***** MATERIAL *****

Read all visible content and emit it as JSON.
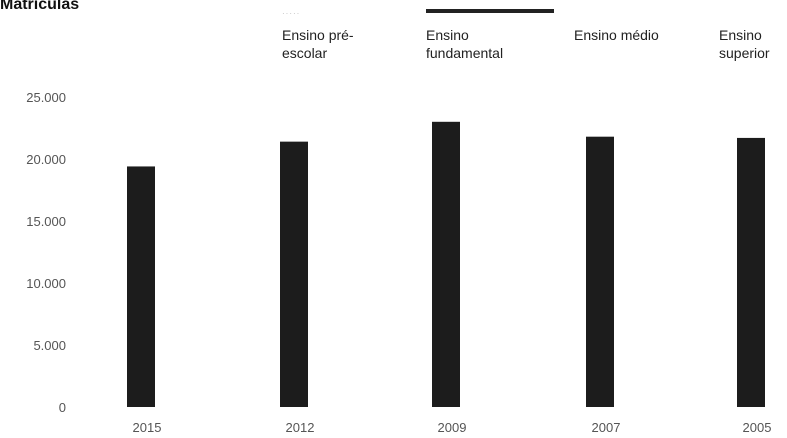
{
  "chart_data": {
    "type": "bar",
    "title": "Matrículas",
    "categories": [
      "2015",
      "2012",
      "2009",
      "2007",
      "2005"
    ],
    "values": [
      19400,
      21400,
      23000,
      21800,
      21700
    ],
    "legend": [
      "Ensino pré-escolar",
      "Ensino fundamental",
      "Ensino médio",
      "Ensino superior"
    ],
    "yticks": [
      "25.000",
      "20.000",
      "15.000",
      "10.000",
      "5.000",
      "0"
    ],
    "ylim": [
      0,
      25000
    ],
    "grid": false,
    "legend_position": "top",
    "bar_color": "#1c1c1c"
  }
}
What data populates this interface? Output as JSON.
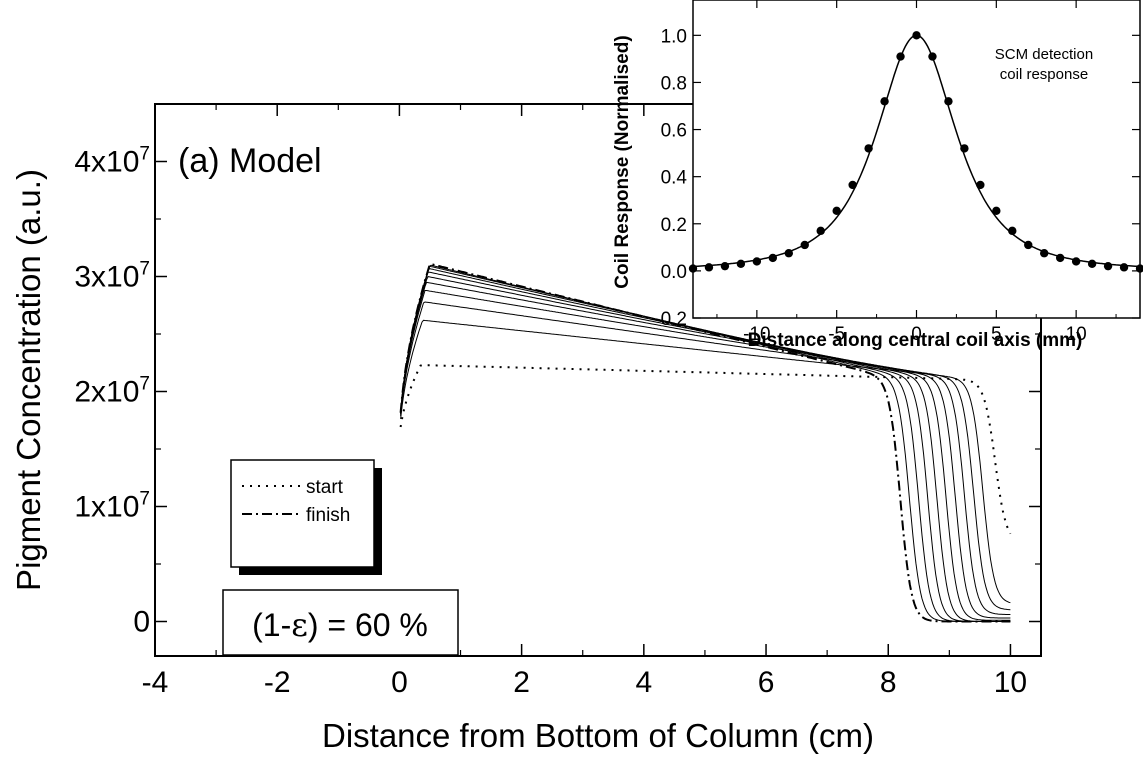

*****

TASK STATEMENT: Without including any pictures, reproduce the listing exactly.

FINISHED ANSWER:
Read all visible content and emit it as JSON.
{
  "chart_data": {
    "type": "bar",
    "title": "Matrículas",
    "categories": [
      "2015",
      "2012",
      "2009",
      "2007",
      "2005"
    ],
    "values": [
      19400,
      21400,
      23000,
      21800,
      21700
    ],
    "legend": [
      "Ensino pré-escolar",
      "Ensino fundamental",
      "Ensino médio",
      "Ensino superior"
    ],
    "yticks": [
      "25.000",
      "20.000",
      "15.000",
      "10.000",
      "5.000",
      "0"
    ],
    "ylim": [
      0,
      25000
    ],
    "grid": false,
    "legend_position": "top",
    "bar_color": "#1c1c1c"
  }
}
What data populates this interface? Output as JSON.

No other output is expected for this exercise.